Directions:
Copy all lines in which the word "title" can be found.

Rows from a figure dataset
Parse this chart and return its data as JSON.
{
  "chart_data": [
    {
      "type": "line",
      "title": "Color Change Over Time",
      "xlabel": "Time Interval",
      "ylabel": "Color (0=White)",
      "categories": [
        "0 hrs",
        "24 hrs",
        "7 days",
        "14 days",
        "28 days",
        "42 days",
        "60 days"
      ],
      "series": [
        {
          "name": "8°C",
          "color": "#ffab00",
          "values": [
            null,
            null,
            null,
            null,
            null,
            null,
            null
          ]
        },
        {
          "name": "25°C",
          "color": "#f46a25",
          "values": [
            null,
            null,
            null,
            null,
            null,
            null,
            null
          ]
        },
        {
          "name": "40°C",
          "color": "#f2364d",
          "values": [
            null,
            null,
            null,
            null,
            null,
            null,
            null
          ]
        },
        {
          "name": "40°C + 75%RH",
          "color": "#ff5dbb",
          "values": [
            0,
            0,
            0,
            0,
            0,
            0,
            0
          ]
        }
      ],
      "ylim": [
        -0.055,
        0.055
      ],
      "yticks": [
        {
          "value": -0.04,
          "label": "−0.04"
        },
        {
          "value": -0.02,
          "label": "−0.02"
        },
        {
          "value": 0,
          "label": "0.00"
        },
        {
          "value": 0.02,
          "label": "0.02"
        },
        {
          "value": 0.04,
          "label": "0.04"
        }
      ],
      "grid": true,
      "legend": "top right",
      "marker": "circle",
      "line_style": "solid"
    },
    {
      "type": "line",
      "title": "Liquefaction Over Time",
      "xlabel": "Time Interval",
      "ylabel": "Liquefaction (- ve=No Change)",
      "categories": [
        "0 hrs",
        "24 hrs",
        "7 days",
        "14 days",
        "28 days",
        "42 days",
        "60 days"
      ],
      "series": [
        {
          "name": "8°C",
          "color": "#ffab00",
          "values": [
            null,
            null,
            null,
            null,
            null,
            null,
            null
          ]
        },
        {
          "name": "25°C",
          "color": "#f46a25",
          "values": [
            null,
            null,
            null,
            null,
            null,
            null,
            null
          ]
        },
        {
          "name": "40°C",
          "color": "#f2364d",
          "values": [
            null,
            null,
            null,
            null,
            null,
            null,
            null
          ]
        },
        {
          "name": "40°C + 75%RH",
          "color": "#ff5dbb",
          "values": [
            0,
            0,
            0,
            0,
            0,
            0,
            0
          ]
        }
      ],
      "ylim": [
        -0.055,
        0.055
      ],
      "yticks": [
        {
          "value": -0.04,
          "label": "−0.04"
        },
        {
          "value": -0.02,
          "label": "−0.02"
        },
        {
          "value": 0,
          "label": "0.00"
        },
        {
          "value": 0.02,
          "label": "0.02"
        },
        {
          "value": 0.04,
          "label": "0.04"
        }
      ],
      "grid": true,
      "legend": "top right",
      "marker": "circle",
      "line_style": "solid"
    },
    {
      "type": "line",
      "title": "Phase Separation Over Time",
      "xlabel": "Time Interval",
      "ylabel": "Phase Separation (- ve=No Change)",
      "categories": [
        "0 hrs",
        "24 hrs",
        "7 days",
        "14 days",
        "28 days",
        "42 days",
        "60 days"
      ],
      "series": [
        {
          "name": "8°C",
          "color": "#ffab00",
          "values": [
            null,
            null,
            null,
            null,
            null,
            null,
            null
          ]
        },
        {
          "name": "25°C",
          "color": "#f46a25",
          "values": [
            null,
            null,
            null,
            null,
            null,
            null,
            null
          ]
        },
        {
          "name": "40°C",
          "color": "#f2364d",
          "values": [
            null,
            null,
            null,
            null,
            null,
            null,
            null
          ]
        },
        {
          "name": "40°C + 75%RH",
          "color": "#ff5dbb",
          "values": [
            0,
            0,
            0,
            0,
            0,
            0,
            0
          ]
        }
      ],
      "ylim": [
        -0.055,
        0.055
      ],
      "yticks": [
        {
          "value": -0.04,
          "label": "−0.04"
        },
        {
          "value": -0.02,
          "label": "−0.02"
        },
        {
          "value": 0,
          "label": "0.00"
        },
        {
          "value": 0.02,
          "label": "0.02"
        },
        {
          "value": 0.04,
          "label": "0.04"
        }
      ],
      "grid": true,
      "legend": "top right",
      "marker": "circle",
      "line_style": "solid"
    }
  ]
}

* * *

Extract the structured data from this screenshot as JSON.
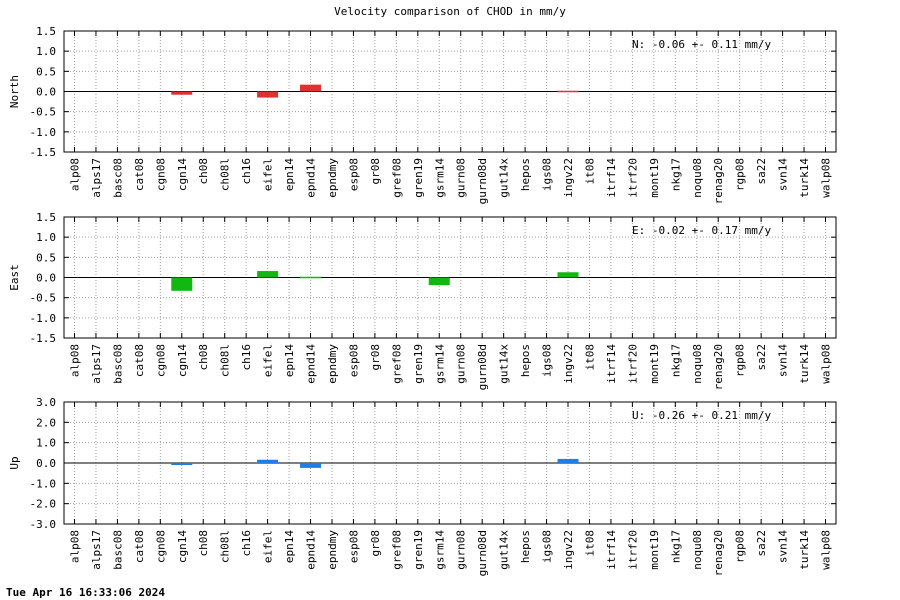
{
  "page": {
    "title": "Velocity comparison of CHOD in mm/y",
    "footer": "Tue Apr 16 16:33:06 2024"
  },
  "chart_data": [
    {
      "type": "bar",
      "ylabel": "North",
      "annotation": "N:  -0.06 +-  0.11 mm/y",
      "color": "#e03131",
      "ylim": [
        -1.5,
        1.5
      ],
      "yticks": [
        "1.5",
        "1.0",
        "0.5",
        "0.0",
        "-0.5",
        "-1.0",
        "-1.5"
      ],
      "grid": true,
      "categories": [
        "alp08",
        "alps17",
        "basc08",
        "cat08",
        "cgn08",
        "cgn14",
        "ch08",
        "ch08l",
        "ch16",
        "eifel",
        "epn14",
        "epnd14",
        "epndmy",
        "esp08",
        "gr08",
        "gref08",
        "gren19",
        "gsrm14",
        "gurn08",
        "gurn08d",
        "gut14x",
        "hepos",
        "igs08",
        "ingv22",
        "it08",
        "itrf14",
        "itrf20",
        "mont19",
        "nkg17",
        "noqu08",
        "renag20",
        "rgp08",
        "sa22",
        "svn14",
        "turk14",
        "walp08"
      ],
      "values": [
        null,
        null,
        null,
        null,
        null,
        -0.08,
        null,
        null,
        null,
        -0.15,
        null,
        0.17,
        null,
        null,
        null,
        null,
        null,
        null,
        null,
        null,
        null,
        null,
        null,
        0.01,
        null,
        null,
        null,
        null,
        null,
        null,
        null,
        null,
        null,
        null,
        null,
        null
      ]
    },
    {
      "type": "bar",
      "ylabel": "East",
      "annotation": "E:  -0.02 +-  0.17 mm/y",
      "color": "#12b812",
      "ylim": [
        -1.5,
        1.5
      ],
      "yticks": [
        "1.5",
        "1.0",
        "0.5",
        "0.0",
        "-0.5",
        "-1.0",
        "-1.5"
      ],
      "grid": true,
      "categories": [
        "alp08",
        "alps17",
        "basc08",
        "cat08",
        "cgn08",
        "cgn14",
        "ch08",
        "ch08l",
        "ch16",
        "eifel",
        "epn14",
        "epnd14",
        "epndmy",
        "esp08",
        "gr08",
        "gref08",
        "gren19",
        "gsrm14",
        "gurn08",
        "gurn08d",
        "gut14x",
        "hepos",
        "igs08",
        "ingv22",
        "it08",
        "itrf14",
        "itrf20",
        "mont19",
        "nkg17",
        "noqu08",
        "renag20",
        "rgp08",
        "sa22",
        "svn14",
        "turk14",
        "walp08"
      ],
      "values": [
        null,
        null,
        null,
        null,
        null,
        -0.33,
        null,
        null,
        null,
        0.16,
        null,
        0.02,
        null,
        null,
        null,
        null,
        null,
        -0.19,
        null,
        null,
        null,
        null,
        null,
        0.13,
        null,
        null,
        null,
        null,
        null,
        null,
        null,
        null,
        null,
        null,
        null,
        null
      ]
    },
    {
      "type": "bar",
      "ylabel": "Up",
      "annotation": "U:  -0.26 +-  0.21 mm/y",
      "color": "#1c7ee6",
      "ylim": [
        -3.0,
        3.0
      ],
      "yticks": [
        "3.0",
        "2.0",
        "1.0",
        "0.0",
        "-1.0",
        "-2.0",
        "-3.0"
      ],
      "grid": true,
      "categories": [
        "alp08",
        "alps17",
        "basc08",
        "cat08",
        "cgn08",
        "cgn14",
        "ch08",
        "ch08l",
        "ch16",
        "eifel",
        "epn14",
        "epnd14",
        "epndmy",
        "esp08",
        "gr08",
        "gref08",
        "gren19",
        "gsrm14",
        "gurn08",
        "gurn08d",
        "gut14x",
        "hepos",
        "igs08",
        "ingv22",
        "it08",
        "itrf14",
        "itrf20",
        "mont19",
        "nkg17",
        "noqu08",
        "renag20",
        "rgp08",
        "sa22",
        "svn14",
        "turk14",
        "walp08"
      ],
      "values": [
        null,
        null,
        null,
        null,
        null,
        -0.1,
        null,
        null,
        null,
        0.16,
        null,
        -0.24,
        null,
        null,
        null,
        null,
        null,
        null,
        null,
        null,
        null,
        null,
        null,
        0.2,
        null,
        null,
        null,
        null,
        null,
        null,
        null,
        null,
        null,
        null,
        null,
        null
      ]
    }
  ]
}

Response to the exercise:
      "title": "Color Change Over Time",
      "title": "Liquefaction Over Time",
      "title": "Phase Separation Over Time",
    "title": "Velocity comparison of CHOD in mm/y",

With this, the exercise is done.